_Problem statement_
Every line that includes the word "老师提醒" is to be listed.

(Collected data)
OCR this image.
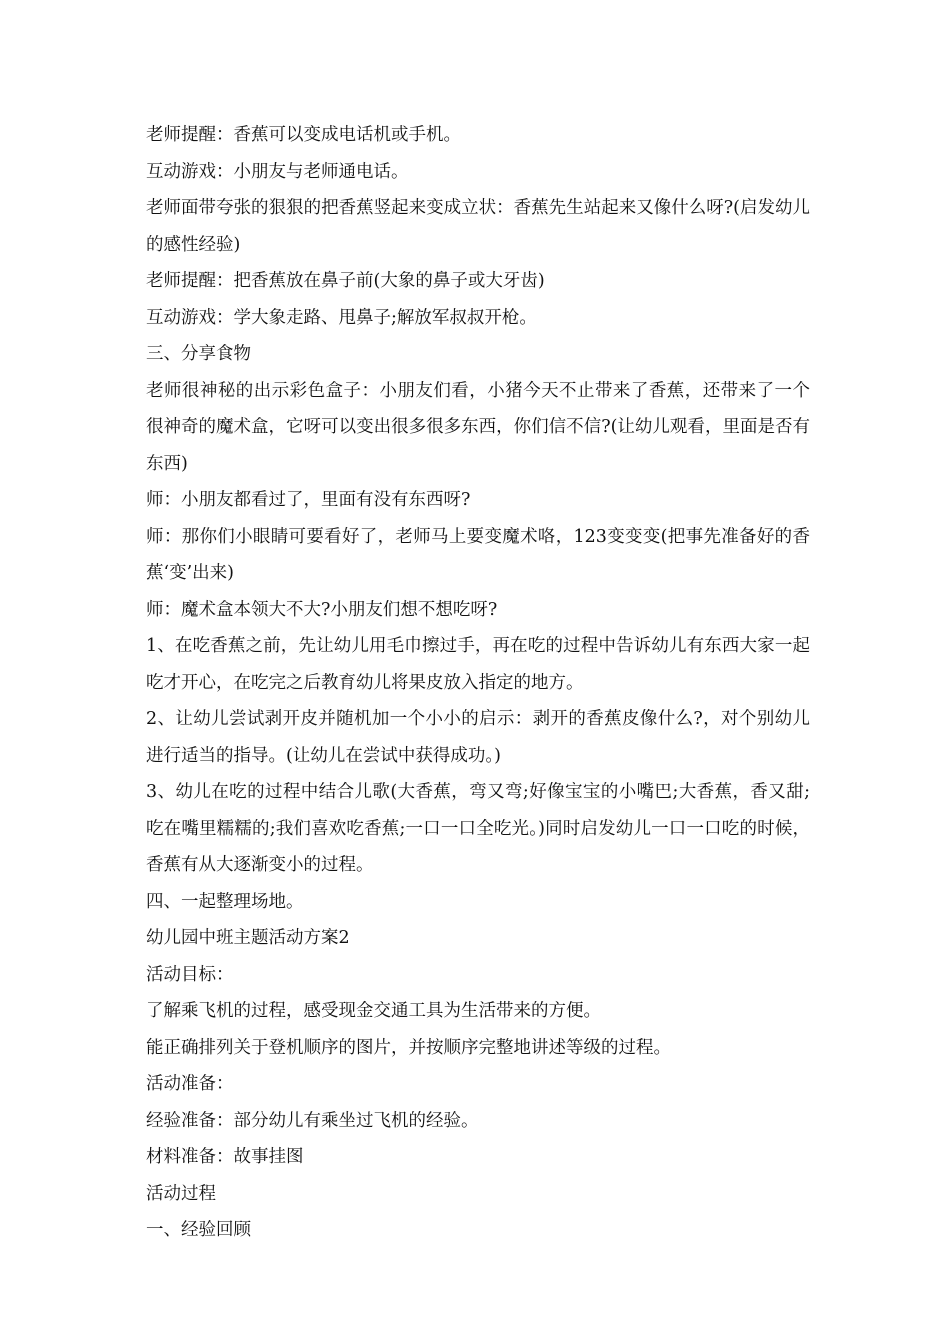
老师提醒：香蕉可以变成电话机或手机。

互动游戏：小朋友与老师通电话。

老师面带夸张的狠狠的把香蕉竖起来变成立状：香蕉先生站起来又像什么呀?(启发幼儿的感性经验)

老师提醒：把香蕉放在鼻子前(大象的鼻子或大牙齿)

互动游戏：学大象走路、甩鼻子;解放军叔叔开枪。

三、分享食物

老师很神秘的出示彩色盒子：小朋友们看，小猪今天不止带来了香蕉，还带来了一个很神奇的魔术盒，它呀可以变出很多很多东西，你们信不信?(让幼儿观看，里面是否有东西)

师：小朋友都看过了，里面有没有东西呀?

师：那你们小眼睛可要看好了，老师马上要变魔术咯，123变变变(把事先准备好的香蕉‘变’出来)

师：魔术盒本领大不大?小朋友们想不想吃呀?

1、在吃香蕉之前，先让幼儿用毛巾擦过手，再在吃的过程中告诉幼儿有东西大家一起吃才开心，在吃完之后教育幼儿将果皮放入指定的地方。

2、让幼儿尝试剥开皮并随机加一个小小的启示：剥开的香蕉皮像什么?，对个别幼儿进行适当的指导。(让幼儿在尝试中获得成功。)

3、幼儿在吃的过程中结合儿歌(大香蕉，弯又弯;好像宝宝的小嘴巴;大香蕉，香又甜;吃在嘴里糯糯的;我们喜欢吃香蕉;一口一口全吃光。)同时启发幼儿一口一口吃的时候，香蕉有从大逐渐变小的过程。

四、一起整理场地。

幼儿园中班主题活动方案2

活动目标：

了解乘飞机的过程，感受现金交通工具为生活带来的方便。

能正确排列关于登机顺序的图片，并按顺序完整地讲述等级的过程。

活动准备：

经验准备：部分幼儿有乘坐过飞机的经验。

材料准备：故事挂图

活动过程

一、经验回顾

_Written solution_
老师提醒：香蕉可以变成电话机或手机。
老师提醒：把香蕉放在鼻子前(大象的鼻子或大牙齿)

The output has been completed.